**Task statement**: Reproduce the data in its entirety, exactly as supplied.
——
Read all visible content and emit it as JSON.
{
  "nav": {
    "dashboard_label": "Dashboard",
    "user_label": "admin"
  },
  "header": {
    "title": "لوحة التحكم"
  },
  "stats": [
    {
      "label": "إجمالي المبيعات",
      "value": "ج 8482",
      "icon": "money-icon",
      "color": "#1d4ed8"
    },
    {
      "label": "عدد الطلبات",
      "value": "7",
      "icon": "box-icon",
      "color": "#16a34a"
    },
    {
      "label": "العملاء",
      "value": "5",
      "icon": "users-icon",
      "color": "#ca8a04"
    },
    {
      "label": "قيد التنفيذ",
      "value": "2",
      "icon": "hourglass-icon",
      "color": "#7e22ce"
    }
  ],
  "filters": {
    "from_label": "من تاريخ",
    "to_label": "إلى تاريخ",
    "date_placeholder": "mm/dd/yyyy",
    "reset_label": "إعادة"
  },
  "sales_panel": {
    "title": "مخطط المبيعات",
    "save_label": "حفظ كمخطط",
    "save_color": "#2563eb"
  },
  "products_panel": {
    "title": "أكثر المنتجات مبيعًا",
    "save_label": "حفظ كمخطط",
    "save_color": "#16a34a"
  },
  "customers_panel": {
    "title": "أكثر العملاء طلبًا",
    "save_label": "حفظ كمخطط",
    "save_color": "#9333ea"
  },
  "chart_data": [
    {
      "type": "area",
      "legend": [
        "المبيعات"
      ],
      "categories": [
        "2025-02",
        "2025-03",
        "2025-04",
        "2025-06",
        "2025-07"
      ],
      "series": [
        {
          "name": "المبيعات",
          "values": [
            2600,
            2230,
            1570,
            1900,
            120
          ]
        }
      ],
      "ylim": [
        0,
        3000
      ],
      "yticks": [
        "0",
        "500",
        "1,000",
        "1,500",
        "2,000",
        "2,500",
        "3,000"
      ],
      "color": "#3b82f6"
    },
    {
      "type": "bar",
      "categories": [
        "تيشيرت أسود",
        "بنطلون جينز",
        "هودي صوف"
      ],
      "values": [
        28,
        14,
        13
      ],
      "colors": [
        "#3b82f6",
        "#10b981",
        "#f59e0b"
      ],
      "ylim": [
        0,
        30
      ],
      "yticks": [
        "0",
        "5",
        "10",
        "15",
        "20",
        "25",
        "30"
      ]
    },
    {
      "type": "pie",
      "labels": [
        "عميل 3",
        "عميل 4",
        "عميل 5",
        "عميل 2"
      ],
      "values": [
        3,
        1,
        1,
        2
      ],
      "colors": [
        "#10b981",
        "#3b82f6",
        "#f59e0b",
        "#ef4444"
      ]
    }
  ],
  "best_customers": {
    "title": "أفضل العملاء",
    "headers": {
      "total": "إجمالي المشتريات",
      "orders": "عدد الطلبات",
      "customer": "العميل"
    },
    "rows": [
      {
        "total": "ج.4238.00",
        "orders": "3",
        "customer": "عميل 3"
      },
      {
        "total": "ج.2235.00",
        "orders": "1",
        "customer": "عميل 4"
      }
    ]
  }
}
——
**Response**:
Read all visible content and emit it as JSON.
{
  "nav": {
    "dashboard_label": "Dashboard",
    "user_label": "admin"
  },
  "header": {
    "title": "لوحة التحكم"
  },
  "stats": [
    {
      "label": "إجمالي المبيعات",
      "value": "ج 8482",
      "icon": "money-icon",
      "color": "#1d4ed8"
    },
    {
      "label": "عدد الطلبات",
      "value": "7",
      "icon": "box-icon",
      "color": "#16a34a"
    },
    {
      "label": "العملاء",
      "value": "5",
      "icon": "users-icon",
      "color": "#ca8a04"
    },
    {
      "label": "قيد التنفيذ",
      "value": "2",
      "icon": "hourglass-icon",
      "color": "#7e22ce"
    }
  ],
  "filters": {
    "from_label": "من تاريخ",
    "to_label": "إلى تاريخ",
    "date_placeholder": "mm/dd/yyyy",
    "reset_label": "إعادة"
  },
  "sales_panel": {
    "title": "مخطط المبيعات",
    "save_label": "حفظ كمخطط",
    "save_color": "#2563eb"
  },
  "products_panel": {
    "title": "أكثر المنتجات مبيعًا",
    "save_label": "حفظ كمخطط",
    "save_color": "#16a34a"
  },
  "customers_panel": {
    "title": "أكثر العملاء طلبًا",
    "save_label": "حفظ كمخطط",
    "save_color": "#9333ea"
  },
  "chart_data": [
    {
      "type": "area",
      "legend": [
        "المبيعات"
      ],
      "categories": [
        "2025-02",
        "2025-03",
        "2025-04",
        "2025-06",
        "2025-07"
      ],
      "series": [
        {
          "name": "المبيعات",
          "values": [
            2600,
            2230,
            1570,
            1900,
            120
          ]
        }
      ],
      "ylim": [
        0,
        3000
      ],
      "yticks": [
        "0",
        "500",
        "1,000",
        "1,500",
        "2,000",
        "2,500",
        "3,000"
      ],
      "color": "#3b82f6"
    },
    {
      "type": "bar",
      "categories": [
        "تيشيرت أسود",
        "بنطلون جينز",
        "هودي صوف"
      ],
      "values": [
        28,
        14,
        13
      ],
      "colors": [
        "#3b82f6",
        "#10b981",
        "#f59e0b"
      ],
      "ylim": [
        0,
        30
      ],
      "yticks": [
        "0",
        "5",
        "10",
        "15",
        "20",
        "25",
        "30"
      ]
    },
    {
      "type": "pie",
      "labels": [
        "عميل 3",
        "عميل 4",
        "عميل 5",
        "عميل 2"
      ],
      "values": [
        3,
        1,
        1,
        2
      ],
      "colors": [
        "#10b981",
        "#3b82f6",
        "#f59e0b",
        "#ef4444"
      ]
    }
  ],
  "best_customers": {
    "title": "أفضل العملاء",
    "headers": {
      "total": "إجمالي المشتريات",
      "orders": "عدد الطلبات",
      "customer": "العميل"
    },
    "rows": [
      {
        "total": "ج.4238.00",
        "orders": "3",
        "customer": "عميل 3"
      },
      {
        "total": "ج.2235.00",
        "orders": "1",
        "customer": "عميل 4"
      }
    ]
  }
}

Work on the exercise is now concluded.